▶ CHALLENGE: Isolate every line in the records below with "Distilled" in it.

▶ RECORDS SUPPLIED:
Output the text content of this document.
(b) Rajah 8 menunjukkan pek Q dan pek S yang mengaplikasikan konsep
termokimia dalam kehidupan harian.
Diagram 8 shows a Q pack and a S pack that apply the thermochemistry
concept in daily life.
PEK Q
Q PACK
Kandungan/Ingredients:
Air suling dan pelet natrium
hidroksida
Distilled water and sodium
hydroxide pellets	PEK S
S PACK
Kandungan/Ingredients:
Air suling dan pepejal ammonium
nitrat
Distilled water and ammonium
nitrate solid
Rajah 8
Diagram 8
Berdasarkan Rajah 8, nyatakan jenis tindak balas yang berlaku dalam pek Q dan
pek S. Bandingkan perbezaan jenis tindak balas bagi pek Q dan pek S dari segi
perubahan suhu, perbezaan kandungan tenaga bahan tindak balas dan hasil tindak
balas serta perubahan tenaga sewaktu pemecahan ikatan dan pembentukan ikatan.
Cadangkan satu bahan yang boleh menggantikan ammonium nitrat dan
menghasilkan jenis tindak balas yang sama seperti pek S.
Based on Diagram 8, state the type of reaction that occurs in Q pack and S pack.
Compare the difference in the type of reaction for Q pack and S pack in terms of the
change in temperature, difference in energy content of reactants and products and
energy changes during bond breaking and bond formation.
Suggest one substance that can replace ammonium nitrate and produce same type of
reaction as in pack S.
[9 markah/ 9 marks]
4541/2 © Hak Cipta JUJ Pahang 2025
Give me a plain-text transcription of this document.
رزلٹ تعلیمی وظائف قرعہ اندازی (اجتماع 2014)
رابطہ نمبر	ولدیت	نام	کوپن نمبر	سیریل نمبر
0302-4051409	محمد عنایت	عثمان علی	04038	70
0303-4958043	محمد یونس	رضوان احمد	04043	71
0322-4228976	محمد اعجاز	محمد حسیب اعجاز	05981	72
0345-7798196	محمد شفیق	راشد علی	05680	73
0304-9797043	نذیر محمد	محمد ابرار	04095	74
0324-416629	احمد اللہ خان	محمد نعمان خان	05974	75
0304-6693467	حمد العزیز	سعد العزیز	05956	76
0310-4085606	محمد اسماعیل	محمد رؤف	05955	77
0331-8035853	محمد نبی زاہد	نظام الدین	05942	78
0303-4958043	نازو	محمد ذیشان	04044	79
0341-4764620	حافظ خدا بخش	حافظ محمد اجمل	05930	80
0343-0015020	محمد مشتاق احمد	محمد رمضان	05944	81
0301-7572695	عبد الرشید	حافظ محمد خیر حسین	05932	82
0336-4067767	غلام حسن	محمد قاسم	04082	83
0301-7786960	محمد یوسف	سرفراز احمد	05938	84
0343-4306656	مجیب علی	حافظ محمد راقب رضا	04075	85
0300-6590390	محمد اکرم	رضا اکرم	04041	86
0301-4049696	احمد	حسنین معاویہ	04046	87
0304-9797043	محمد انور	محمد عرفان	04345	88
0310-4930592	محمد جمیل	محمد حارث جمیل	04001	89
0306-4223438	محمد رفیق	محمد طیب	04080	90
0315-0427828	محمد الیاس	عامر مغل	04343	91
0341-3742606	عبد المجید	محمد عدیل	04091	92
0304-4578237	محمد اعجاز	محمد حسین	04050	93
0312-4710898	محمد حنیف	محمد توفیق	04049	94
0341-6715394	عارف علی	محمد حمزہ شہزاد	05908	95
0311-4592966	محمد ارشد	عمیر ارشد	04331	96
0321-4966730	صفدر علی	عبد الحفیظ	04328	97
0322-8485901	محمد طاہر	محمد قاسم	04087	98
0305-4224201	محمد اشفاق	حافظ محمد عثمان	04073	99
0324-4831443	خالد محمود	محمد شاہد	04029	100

▶ WRITTEN SOLUTION:
Distilled water and sodium
Distilled water and ammonium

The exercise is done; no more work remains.